-------- TASK INPUTS

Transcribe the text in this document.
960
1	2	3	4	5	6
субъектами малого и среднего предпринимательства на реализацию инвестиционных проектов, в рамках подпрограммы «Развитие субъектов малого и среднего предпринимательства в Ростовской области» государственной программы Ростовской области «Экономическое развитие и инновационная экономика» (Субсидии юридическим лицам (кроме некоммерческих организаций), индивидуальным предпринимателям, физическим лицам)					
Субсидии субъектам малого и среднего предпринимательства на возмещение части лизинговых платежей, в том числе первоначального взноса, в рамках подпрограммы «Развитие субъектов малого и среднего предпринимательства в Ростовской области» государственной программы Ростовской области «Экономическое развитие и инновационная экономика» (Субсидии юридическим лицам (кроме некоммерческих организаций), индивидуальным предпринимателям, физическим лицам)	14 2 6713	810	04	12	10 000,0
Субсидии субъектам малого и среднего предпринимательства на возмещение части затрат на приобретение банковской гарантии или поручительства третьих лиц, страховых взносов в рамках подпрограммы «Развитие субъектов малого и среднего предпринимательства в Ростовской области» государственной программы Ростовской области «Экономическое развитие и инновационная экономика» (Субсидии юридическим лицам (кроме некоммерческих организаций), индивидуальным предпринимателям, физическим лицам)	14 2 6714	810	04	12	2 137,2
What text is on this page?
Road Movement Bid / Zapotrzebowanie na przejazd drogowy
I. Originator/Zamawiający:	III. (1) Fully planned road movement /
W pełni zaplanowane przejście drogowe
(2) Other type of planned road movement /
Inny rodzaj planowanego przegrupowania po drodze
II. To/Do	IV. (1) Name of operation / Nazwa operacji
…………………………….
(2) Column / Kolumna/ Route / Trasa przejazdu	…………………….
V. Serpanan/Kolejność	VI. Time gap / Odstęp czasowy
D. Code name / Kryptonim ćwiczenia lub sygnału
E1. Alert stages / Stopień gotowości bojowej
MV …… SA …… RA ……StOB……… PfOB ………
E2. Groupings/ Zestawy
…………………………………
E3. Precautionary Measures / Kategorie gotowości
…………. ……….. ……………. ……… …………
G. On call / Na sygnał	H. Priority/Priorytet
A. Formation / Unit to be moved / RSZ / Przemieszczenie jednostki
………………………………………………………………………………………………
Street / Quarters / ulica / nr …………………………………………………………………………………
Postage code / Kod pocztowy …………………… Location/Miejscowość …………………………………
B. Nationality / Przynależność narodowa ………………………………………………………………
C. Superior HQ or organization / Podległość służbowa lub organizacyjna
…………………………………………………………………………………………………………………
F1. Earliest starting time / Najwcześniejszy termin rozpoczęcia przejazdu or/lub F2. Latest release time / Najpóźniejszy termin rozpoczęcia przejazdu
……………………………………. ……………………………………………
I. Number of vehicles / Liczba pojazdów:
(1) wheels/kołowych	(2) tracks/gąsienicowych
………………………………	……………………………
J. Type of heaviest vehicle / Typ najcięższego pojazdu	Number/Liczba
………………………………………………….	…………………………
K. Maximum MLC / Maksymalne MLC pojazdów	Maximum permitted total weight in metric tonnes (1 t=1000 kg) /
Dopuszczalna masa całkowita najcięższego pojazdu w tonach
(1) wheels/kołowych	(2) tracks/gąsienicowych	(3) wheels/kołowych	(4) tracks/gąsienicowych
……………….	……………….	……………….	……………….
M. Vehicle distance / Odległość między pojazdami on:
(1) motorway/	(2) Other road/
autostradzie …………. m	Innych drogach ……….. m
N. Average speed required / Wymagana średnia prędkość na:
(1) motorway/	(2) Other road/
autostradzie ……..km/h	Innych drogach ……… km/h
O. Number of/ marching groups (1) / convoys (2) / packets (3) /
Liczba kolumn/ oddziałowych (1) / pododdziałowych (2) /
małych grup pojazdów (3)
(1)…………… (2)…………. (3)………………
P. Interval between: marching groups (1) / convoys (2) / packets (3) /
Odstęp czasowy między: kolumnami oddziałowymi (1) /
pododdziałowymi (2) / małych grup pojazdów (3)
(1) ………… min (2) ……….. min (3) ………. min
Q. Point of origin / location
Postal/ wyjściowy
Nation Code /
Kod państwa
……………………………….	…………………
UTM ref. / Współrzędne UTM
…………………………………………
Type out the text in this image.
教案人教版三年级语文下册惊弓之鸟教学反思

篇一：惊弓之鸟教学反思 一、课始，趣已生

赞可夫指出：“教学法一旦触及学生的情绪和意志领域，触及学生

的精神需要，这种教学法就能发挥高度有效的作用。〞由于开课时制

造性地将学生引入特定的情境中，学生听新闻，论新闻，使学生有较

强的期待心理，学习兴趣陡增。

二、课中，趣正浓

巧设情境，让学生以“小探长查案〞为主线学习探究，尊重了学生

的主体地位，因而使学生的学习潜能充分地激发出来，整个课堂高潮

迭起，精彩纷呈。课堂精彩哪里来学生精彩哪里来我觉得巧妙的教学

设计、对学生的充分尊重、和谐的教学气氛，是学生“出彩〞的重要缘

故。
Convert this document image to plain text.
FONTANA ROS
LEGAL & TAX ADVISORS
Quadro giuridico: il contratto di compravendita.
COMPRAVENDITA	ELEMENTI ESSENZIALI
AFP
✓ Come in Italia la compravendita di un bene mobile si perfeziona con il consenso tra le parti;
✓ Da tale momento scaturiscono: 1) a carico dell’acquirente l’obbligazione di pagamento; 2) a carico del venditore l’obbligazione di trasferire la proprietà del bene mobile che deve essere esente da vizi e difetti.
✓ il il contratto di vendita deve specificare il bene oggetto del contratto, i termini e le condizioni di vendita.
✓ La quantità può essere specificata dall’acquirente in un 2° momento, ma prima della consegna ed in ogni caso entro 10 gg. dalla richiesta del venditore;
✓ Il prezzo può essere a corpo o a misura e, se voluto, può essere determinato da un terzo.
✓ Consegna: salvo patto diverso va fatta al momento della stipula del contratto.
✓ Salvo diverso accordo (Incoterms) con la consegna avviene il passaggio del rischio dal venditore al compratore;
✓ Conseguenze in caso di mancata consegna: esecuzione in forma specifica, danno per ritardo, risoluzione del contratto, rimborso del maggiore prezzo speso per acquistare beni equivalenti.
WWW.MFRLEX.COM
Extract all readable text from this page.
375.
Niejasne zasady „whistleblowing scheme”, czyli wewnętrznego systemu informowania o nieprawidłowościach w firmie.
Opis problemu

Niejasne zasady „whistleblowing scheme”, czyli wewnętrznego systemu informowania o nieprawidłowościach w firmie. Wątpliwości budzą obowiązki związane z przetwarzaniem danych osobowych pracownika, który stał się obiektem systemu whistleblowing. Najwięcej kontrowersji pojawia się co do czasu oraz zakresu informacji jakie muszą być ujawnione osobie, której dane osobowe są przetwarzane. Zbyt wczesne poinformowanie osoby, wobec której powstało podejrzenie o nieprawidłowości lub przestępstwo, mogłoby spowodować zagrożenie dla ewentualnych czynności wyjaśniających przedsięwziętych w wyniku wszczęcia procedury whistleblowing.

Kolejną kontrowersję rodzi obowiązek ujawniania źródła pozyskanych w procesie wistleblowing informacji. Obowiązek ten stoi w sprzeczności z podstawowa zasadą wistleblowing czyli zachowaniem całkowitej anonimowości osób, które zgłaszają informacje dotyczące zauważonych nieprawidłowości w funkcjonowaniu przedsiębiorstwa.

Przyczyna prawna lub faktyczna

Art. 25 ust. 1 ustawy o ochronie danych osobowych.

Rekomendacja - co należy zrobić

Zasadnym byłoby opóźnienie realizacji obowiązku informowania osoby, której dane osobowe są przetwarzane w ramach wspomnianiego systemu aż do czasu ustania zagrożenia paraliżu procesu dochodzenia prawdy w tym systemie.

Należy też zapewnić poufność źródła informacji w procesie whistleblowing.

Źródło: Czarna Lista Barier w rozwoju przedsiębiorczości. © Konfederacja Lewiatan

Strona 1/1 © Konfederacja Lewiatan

----------------

WRITTEN REQUEST:
Your answer should be a single number: the count of lines in the material above that contain "della".

RESPONSE FOR THIS EXERCISE:
2